The problem — Lines containing the string "color" are to be collected in full.

** begin Entries **

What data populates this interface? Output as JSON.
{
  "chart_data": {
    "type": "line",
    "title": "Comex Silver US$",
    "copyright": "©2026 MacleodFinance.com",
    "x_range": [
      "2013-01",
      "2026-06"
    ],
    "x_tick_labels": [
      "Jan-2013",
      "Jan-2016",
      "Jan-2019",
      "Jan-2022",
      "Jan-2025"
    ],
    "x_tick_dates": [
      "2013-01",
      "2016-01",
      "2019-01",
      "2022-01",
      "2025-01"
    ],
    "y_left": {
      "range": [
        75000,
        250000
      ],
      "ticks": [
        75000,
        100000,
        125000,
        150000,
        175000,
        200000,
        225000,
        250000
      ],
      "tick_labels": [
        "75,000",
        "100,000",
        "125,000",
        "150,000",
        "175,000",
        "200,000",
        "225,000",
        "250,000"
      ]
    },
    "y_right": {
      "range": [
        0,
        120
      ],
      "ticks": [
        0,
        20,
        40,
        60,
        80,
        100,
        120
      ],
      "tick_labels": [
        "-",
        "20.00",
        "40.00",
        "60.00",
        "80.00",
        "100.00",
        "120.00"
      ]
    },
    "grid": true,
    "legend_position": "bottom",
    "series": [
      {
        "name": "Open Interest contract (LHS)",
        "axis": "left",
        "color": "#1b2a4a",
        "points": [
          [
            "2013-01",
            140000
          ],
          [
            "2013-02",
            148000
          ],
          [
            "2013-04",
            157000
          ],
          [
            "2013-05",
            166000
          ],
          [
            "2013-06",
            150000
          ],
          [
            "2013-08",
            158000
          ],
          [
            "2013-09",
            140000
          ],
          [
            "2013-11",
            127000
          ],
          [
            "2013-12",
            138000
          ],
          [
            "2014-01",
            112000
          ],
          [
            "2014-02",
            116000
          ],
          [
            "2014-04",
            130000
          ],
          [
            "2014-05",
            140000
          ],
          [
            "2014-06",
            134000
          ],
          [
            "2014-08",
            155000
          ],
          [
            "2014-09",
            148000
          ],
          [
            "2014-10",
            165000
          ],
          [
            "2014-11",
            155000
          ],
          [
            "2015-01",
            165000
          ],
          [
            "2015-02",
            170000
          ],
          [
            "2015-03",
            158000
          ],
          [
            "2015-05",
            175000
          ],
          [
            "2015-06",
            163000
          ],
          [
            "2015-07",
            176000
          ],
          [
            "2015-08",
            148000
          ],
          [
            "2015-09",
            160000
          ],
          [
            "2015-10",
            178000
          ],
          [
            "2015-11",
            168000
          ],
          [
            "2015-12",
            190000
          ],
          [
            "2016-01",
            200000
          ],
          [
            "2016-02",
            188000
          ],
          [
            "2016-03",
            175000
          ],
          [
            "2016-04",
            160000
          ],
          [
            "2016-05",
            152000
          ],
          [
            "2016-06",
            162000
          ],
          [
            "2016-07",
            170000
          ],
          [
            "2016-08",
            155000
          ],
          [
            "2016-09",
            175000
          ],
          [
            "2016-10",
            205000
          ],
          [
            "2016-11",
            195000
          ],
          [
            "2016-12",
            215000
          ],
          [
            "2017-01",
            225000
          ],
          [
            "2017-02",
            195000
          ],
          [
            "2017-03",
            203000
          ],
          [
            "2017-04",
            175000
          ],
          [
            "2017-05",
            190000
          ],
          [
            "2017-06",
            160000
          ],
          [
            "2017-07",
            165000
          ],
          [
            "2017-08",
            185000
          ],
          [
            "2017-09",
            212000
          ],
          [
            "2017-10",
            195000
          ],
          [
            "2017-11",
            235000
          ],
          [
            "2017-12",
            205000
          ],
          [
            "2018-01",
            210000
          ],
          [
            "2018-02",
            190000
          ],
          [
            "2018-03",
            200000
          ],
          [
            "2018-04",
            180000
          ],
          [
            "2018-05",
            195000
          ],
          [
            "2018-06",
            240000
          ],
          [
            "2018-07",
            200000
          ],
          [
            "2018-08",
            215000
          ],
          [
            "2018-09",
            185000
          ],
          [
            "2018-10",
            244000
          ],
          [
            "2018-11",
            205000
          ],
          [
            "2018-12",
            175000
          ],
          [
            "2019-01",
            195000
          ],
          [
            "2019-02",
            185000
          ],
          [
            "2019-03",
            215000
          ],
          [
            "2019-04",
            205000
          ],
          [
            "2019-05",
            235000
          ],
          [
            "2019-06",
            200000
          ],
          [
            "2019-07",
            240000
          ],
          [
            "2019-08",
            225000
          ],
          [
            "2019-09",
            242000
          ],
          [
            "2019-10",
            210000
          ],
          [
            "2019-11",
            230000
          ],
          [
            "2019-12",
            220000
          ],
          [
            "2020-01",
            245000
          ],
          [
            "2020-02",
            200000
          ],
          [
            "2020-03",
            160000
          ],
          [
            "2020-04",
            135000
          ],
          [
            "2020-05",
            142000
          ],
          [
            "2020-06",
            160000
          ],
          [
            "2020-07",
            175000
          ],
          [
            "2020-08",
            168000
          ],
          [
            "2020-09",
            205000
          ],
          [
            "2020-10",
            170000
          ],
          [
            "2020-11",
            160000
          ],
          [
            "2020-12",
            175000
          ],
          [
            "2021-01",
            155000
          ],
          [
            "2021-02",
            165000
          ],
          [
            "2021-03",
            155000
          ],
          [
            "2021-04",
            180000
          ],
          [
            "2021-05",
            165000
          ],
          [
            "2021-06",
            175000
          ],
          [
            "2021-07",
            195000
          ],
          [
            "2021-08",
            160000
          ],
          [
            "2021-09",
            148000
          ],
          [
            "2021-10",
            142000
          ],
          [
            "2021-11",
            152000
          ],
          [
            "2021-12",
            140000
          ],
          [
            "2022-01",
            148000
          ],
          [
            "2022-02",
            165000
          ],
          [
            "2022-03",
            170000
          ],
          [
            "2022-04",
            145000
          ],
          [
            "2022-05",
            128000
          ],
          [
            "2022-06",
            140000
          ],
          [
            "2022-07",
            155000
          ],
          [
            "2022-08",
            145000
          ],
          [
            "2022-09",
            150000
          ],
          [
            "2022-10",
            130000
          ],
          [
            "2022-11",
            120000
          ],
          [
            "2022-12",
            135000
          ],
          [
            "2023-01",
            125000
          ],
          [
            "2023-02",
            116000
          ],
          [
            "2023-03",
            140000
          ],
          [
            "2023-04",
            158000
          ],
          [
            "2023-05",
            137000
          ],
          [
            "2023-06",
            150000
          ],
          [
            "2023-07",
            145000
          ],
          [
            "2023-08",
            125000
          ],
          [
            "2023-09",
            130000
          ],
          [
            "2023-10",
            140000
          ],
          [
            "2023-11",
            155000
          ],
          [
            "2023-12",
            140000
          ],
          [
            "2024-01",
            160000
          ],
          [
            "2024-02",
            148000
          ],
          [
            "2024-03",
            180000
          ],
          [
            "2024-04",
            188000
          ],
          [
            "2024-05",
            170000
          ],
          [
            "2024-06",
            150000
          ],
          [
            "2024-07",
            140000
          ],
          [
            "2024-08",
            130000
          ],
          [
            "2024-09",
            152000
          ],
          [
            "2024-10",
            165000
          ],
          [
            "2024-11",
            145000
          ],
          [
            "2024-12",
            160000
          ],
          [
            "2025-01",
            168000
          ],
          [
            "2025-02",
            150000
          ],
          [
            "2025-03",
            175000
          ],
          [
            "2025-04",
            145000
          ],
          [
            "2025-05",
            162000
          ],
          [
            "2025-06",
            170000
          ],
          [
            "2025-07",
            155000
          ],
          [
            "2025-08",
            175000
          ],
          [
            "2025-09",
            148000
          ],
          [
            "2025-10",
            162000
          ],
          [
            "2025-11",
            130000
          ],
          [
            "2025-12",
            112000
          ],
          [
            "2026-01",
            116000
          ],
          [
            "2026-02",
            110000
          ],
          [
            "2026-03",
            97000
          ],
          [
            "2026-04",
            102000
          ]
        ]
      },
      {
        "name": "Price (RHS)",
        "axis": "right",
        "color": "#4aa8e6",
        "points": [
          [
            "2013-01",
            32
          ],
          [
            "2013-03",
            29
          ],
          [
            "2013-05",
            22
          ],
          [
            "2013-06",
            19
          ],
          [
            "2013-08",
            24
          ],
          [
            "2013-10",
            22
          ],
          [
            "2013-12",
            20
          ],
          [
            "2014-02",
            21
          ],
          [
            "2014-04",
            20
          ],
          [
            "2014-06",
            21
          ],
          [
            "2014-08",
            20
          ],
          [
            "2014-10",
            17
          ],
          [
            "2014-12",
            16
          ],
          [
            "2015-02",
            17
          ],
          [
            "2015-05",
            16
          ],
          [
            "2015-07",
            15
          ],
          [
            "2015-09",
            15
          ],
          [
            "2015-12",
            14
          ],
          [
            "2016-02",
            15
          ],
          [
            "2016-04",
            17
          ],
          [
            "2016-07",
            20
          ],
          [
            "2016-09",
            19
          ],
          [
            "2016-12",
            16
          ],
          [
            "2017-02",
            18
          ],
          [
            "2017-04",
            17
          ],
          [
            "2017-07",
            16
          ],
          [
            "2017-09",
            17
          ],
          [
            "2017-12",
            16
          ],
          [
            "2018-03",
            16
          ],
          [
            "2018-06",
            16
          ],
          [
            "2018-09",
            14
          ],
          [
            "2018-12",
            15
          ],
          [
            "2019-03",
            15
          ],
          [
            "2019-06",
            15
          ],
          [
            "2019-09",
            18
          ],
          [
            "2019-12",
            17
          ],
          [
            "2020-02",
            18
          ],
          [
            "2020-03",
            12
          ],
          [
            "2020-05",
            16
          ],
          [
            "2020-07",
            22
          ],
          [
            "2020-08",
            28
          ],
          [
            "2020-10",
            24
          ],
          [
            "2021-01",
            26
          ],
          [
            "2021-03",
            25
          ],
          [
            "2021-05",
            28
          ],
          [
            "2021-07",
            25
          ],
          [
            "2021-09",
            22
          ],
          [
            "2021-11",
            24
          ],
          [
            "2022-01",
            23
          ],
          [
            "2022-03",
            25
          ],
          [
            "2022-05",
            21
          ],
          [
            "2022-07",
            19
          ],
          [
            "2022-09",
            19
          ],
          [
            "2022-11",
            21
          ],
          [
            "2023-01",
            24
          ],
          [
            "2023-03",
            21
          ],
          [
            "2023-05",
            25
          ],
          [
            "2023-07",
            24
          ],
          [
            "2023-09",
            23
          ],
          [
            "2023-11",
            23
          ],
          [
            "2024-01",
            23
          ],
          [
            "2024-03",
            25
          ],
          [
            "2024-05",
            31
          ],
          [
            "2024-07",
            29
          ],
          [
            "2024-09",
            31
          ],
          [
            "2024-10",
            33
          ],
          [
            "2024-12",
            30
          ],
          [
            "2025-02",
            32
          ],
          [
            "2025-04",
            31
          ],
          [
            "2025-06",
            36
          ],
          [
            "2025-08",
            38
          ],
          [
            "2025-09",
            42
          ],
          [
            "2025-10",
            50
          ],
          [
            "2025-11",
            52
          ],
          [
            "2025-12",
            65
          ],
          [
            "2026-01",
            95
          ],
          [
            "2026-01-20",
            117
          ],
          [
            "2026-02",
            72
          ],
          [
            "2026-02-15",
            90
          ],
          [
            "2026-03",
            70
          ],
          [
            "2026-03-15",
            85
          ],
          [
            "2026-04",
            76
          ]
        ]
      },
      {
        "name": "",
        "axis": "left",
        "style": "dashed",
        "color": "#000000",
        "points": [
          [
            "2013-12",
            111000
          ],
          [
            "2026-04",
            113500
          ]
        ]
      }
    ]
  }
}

** end Entries **

Finished exercise —
        "color": "#1b2a4a",
        "color": "#4aa8e6",
        "color": "#000000",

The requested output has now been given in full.